Task statement: Word for word, repeat the entries, minus the pictures.

▼

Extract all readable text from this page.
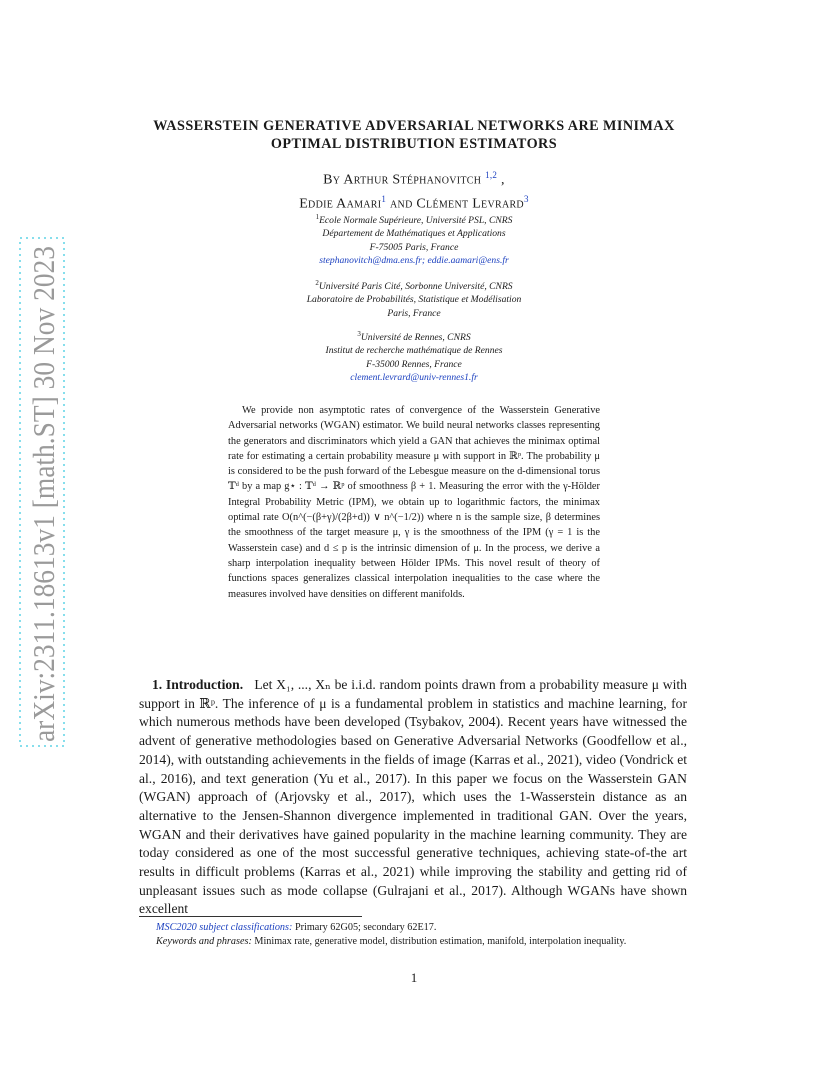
arXiv:2311.18613v1 [math.ST] 30 Nov 2023
WASSERSTEIN GENERATIVE ADVERSARIAL NETWORKS ARE MINIMAX
OPTIMAL DISTRIBUTION ESTIMATORS
By Arthur Stéphanovitch $^{1,2}$ ,
Eddie Aamari$^1$ and Clément Levrard$^3$
$^1$Ecole Normale Supérieure, Université PSL, CNRS
Département de Mathématiques et Applications
F-75005 Paris, France
stephanovitch@dma.ens.fr; eddie.aamari@ens.fr
$^2$Université Paris Cité, Sorbonne Université, CNRS
Laboratoire de Probabilités, Statistique et Modélisation
Paris, France
$^3$Université de Rennes, CNRS
Institut de recherche mathématique de Rennes
F-35000 Rennes, France
clement.levrard@univ-rennes1.fr

We provide non asymptotic rates of convergence of the Wasserstein Generative Adversarial networks (WGAN) estimator. We build neural networks classes representing the generators and discriminators which yield a GAN that achieves the minimax optimal rate for estimating a certain probability measure μ with support in ℝᵖ. The probability μ is considered to be the push forward of the Lebesgue measure on the d-dimensional torus 𝕋ᵈ by a map g⋆ : 𝕋ᵈ → ℝᵖ of smoothness β + 1. Measuring the error with the γ-Hölder Integral Probability Metric (IPM), we obtain up to logarithmic factors, the minimax optimal rate O(n^(−(β+γ)/(2β+d)) ∨ n^(−1/2)) where n is the sample size, β determines the smoothness of the target measure μ, γ is the smoothness of the IPM (γ = 1 is the Wasserstein case) and d ≤ p is the intrinsic dimension of μ. In the process, we derive a sharp interpolation inequality between Hölder IPMs. This novel result of theory of functions spaces generalizes classical interpolation inequalities to the case where the measures involved have densities on different manifolds.

1. Introduction. Let X₁, ..., Xₙ be i.i.d. random points drawn from a probability measure μ with support in ℝᵖ. The inference of μ is a fundamental problem in statistics and machine learning, for which numerous methods have been developed (Tsybakov, 2004). Recent years have witnessed the advent of generative methodologies based on Generative Adversarial Networks (Goodfellow et al., 2014), with outstanding achievements in the fields of image (Karras et al., 2021), video (Vondrick et al., 2016), and text generation (Yu et al., 2017). In this paper we focus on the Wasserstein GAN (WGAN) approach of (Arjovsky et al., 2017), which uses the 1-Wasserstein distance as an alternative to the Jensen-Shannon divergence implemented in traditional GAN. Over the years, WGAN and their derivatives have gained popularity in the machine learning community. They are today considered as one of the most successful generative techniques, achieving state-of-the art results in difficult problems (Karras et al., 2021) while improving the stability and getting rid of unpleasant issues such as mode collapse (Gulrajani et al., 2017). Although WGANs have shown excellent

MSC2020 subject classifications: Primary 62G05; secondary 62E17.

Keywords and phrases: Minimax rate, generative model, distribution estimation, manifold, interpolation inequality.

1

▲

Response below:
Extract all readable text from this page.
arXiv:2311.18613v1 [math.ST] 30 Nov 2023
WASSERSTEIN GENERATIVE ADVERSARIAL NETWORKS ARE MINIMAX
OPTIMAL DISTRIBUTION ESTIMATORS
By Arthur Stéphanovitch $^{1,2}$ ,
Eddie Aamari$^1$ and Clément Levrard$^3$
$^1$Ecole Normale Supérieure, Université PSL, CNRS
Département de Mathématiques et Applications
F-75005 Paris, France
stephanovitch@dma.ens.fr; eddie.aamari@ens.fr
$^2$Université Paris Cité, Sorbonne Université, CNRS
Laboratoire de Probabilités, Statistique et Modélisation
Paris, France
$^3$Université de Rennes, CNRS
Institut de recherche mathématique de Rennes
F-35000 Rennes, France
clement.levrard@univ-rennes1.fr

We provide non asymptotic rates of convergence of the Wasserstein Generative Adversarial networks (WGAN) estimator. We build neural networks classes representing the generators and discriminators which yield a GAN that achieves the minimax optimal rate for estimating a certain probability measure μ with support in ℝᵖ. The probability μ is considered to be the push forward of the Lebesgue measure on the d-dimensional torus 𝕋ᵈ by a map g⋆ : 𝕋ᵈ → ℝᵖ of smoothness β + 1. Measuring the error with the γ-Hölder Integral Probability Metric (IPM), we obtain up to logarithmic factors, the minimax optimal rate O(n^(−(β+γ)/(2β+d)) ∨ n^(−1/2)) where n is the sample size, β determines the smoothness of the target measure μ, γ is the smoothness of the IPM (γ = 1 is the Wasserstein case) and d ≤ p is the intrinsic dimension of μ. In the process, we derive a sharp interpolation inequality between Hölder IPMs. This novel result of theory of functions spaces generalizes classical interpolation inequalities to the case where the measures involved have densities on different manifolds.

1. Introduction. Let X₁, ..., Xₙ be i.i.d. random points drawn from a probability measure μ with support in ℝᵖ. The inference of μ is a fundamental problem in statistics and machine learning, for which numerous methods have been developed (Tsybakov, 2004). Recent years have witnessed the advent of generative methodologies based on Generative Adversarial Networks (Goodfellow et al., 2014), with outstanding achievements in the fields of image (Karras et al., 2021), video (Vondrick et al., 2016), and text generation (Yu et al., 2017). In this paper we focus on the Wasserstein GAN (WGAN) approach of (Arjovsky et al., 2017), which uses the 1-Wasserstein distance as an alternative to the Jensen-Shannon divergence implemented in traditional GAN. Over the years, WGAN and their derivatives have gained popularity in the machine learning community. They are today considered as one of the most successful generative techniques, achieving state-of-the art results in difficult problems (Karras et al., 2021) while improving the stability and getting rid of unpleasant issues such as mode collapse (Gulrajani et al., 2017). Although WGANs have shown excellent

MSC2020 subject classifications: Primary 62G05; secondary 62E17.

Keywords and phrases: Minimax rate, generative model, distribution estimation, manifold, interpolation inequality.

1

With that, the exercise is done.